◆ **Requirement**
The answer must consist of every line below that contains the word "pyelonephritis".

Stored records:
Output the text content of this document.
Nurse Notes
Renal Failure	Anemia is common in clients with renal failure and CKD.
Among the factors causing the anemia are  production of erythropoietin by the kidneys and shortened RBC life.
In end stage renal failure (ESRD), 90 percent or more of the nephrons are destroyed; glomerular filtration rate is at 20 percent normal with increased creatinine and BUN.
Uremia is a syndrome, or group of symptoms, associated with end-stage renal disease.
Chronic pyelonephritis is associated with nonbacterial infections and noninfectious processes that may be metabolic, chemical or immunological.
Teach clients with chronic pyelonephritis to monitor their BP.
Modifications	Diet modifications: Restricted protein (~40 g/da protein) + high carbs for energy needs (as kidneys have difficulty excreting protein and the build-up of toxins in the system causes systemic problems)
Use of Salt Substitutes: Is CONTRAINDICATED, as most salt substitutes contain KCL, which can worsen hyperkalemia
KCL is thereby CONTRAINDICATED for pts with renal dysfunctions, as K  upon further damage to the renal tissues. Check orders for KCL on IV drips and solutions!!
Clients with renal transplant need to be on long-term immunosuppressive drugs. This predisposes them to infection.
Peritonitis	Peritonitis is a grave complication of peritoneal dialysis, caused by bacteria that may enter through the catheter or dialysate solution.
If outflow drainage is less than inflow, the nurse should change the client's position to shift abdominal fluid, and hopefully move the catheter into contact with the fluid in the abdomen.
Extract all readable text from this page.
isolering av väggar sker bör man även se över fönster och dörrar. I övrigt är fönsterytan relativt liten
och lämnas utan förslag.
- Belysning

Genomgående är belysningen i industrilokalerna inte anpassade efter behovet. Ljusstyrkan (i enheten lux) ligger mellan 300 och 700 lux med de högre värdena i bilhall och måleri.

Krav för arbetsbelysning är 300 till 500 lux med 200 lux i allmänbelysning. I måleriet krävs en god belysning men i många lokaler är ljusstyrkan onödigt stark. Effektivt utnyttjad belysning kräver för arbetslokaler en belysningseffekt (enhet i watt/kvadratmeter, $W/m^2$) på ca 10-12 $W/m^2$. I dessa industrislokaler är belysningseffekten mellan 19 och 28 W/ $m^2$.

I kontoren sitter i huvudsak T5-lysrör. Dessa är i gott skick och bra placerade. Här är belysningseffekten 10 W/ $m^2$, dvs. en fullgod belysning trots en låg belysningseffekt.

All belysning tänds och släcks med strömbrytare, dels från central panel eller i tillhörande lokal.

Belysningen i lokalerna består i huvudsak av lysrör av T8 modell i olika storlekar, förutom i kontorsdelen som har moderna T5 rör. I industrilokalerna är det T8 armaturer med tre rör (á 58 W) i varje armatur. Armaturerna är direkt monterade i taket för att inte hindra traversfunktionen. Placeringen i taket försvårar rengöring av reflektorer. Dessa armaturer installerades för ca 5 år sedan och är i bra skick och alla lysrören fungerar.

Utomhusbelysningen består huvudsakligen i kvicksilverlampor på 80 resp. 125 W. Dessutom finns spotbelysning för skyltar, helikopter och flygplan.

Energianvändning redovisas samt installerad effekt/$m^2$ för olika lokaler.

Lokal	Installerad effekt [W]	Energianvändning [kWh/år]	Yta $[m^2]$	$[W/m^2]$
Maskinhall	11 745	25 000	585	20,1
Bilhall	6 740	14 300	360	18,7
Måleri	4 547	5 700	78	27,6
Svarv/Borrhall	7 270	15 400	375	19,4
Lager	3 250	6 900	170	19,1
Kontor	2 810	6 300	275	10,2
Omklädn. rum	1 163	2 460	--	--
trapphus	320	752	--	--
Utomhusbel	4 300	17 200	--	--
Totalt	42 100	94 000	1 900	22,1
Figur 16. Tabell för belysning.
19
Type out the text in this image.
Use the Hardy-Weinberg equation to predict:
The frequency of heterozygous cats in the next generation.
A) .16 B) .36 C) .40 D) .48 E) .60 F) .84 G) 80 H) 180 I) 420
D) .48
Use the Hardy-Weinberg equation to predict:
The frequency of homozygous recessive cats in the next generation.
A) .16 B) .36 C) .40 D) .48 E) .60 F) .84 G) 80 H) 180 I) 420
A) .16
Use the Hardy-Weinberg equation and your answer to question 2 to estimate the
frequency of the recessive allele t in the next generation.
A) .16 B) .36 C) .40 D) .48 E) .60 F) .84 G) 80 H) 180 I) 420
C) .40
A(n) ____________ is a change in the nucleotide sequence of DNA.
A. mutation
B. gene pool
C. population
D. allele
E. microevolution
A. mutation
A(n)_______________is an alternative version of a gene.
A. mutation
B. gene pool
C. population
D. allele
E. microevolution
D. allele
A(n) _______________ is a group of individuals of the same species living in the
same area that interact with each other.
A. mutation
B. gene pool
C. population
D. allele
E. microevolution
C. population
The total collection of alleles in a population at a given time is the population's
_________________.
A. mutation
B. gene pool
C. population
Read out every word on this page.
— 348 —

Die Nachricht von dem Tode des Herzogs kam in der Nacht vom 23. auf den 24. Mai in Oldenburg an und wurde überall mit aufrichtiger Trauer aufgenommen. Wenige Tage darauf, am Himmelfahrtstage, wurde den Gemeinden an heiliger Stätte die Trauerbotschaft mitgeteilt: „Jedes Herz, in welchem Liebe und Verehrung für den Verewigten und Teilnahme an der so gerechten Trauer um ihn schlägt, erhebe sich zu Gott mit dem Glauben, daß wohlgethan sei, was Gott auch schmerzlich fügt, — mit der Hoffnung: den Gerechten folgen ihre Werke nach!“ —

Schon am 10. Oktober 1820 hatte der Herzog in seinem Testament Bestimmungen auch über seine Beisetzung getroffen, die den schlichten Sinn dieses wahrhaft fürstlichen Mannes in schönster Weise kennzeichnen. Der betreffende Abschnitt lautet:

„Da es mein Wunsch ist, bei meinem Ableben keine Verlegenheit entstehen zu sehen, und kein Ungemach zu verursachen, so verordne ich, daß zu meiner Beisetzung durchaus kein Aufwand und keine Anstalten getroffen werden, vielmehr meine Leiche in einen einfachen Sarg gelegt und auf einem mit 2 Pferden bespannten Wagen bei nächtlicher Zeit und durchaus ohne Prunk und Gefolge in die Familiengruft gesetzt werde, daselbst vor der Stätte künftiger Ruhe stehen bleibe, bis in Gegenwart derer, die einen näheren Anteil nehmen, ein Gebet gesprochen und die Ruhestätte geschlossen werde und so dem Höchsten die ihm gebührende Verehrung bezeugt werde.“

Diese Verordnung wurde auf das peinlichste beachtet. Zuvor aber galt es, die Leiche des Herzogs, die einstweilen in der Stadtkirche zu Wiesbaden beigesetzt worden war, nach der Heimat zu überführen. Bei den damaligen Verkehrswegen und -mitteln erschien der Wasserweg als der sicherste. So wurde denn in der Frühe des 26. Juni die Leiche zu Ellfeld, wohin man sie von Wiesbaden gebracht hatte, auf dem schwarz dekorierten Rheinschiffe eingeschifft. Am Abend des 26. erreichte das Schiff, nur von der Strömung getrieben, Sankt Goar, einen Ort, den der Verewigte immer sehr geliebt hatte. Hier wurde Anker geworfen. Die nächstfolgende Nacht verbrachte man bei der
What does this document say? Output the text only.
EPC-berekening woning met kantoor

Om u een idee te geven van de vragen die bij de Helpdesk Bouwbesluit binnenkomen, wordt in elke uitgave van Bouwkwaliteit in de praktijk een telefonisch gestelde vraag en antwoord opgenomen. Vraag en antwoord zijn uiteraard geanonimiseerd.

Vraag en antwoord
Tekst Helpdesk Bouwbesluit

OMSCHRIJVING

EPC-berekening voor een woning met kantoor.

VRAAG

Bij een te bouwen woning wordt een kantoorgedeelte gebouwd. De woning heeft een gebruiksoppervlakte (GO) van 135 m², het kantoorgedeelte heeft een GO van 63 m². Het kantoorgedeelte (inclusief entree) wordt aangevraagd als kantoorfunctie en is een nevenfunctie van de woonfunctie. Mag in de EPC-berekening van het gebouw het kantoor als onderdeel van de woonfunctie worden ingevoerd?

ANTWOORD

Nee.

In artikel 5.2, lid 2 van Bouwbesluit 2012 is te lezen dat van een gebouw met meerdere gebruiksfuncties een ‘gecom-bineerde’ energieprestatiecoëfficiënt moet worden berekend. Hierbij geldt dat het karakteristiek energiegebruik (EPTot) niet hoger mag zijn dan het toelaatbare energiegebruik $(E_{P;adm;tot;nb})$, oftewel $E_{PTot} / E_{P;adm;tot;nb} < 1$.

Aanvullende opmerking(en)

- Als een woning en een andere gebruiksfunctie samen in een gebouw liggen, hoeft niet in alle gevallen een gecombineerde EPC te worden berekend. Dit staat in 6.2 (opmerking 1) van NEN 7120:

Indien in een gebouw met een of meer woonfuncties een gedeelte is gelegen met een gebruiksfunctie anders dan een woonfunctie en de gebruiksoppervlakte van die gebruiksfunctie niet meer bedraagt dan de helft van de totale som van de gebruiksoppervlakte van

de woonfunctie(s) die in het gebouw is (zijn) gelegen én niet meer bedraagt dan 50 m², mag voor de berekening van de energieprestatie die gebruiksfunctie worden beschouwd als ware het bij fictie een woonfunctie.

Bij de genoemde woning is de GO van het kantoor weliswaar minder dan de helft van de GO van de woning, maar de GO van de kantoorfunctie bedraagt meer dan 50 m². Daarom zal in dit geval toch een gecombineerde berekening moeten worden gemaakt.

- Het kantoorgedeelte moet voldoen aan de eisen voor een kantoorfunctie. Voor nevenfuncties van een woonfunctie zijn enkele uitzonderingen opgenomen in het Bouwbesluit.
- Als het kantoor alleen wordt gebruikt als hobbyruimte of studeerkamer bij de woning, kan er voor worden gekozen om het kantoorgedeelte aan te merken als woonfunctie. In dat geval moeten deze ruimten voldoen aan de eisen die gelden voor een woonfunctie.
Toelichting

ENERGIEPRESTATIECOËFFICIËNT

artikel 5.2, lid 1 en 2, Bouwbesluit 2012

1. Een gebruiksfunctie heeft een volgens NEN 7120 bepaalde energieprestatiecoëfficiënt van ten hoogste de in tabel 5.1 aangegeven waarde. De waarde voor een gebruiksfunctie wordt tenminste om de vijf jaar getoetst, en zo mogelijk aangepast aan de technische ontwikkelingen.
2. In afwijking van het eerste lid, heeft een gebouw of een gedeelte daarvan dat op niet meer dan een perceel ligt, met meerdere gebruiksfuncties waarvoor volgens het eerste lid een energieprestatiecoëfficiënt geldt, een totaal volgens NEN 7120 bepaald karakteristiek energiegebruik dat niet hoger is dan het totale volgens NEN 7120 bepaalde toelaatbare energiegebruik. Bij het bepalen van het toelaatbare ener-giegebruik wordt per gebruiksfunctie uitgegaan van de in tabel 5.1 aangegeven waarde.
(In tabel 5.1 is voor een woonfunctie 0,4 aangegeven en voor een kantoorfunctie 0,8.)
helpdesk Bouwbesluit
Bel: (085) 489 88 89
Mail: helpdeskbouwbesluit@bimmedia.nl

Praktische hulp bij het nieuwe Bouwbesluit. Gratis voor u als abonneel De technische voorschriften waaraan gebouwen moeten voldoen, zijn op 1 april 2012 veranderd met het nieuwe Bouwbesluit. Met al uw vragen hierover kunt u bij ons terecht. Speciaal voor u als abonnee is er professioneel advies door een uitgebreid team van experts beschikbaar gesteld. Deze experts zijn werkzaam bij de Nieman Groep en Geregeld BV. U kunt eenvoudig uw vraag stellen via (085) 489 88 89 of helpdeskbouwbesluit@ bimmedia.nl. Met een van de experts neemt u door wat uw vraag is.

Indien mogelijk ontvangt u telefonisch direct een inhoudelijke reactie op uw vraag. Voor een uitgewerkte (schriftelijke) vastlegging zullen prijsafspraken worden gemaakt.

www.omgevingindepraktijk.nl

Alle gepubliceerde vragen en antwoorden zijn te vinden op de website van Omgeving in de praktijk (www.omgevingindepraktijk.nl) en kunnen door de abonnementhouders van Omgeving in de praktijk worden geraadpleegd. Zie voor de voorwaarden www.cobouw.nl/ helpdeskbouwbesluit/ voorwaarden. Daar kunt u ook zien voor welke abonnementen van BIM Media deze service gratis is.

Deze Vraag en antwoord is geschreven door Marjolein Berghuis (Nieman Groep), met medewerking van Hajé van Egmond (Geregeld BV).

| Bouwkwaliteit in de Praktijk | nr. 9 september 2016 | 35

◆ **Written reply**
Chronic pyelonephritis is associated with nonbacterial infections and noninfectious processes that may be metabolic, chemical or immunological.
Teach clients with chronic pyelonephritis to monitor their BP.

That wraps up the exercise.